Read the data and repeat all of it exactly.

[start of Data supplied]

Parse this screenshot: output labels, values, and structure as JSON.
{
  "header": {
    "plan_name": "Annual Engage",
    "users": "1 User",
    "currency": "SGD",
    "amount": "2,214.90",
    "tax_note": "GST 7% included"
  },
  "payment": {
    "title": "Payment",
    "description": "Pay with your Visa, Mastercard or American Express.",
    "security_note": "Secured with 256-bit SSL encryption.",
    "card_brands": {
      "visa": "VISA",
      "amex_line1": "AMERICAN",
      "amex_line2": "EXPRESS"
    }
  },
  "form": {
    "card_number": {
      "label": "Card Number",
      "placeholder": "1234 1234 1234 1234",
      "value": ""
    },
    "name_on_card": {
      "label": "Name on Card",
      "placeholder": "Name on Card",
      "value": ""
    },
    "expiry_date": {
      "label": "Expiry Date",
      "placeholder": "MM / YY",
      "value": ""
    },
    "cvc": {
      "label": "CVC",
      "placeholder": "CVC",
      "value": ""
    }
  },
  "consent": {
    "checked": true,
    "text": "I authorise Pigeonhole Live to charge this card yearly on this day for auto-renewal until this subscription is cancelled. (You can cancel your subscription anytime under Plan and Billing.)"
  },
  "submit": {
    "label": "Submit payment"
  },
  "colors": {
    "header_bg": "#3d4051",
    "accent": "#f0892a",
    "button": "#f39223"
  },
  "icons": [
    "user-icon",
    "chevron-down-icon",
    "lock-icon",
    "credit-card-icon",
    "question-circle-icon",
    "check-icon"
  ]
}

[end of Data supplied]

• [Exercise result]:
Parse this screenshot: output labels, values, and structure as JSON.
{
  "header": {
    "plan_name": "Annual Engage",
    "users": "1 User",
    "currency": "SGD",
    "amount": "2,214.90",
    "tax_note": "GST 7% included"
  },
  "payment": {
    "title": "Payment",
    "description": "Pay with your Visa, Mastercard or American Express.",
    "security_note": "Secured with 256-bit SSL encryption.",
    "card_brands": {
      "visa": "VISA",
      "amex_line1": "AMERICAN",
      "amex_line2": "EXPRESS"
    }
  },
  "form": {
    "card_number": {
      "label": "Card Number",
      "placeholder": "1234 1234 1234 1234",
      "value": ""
    },
    "name_on_card": {
      "label": "Name on Card",
      "placeholder": "Name on Card",
      "value": ""
    },
    "expiry_date": {
      "label": "Expiry Date",
      "placeholder": "MM / YY",
      "value": ""
    },
    "cvc": {
      "label": "CVC",
      "placeholder": "CVC",
      "value": ""
    }
  },
  "consent": {
    "checked": true,
    "text": "I authorise Pigeonhole Live to charge this card yearly on this day for auto-renewal until this subscription is cancelled. (You can cancel your subscription anytime under Plan and Billing.)"
  },
  "submit": {
    "label": "Submit payment"
  },
  "colors": {
    "header_bg": "#3d4051",
    "accent": "#f0892a",
    "button": "#f39223"
  },
  "icons": [
    "user-icon",
    "chevron-down-icon",
    "lock-icon",
    "credit-card-icon",
    "question-circle-icon",
    "check-icon"
  ]
}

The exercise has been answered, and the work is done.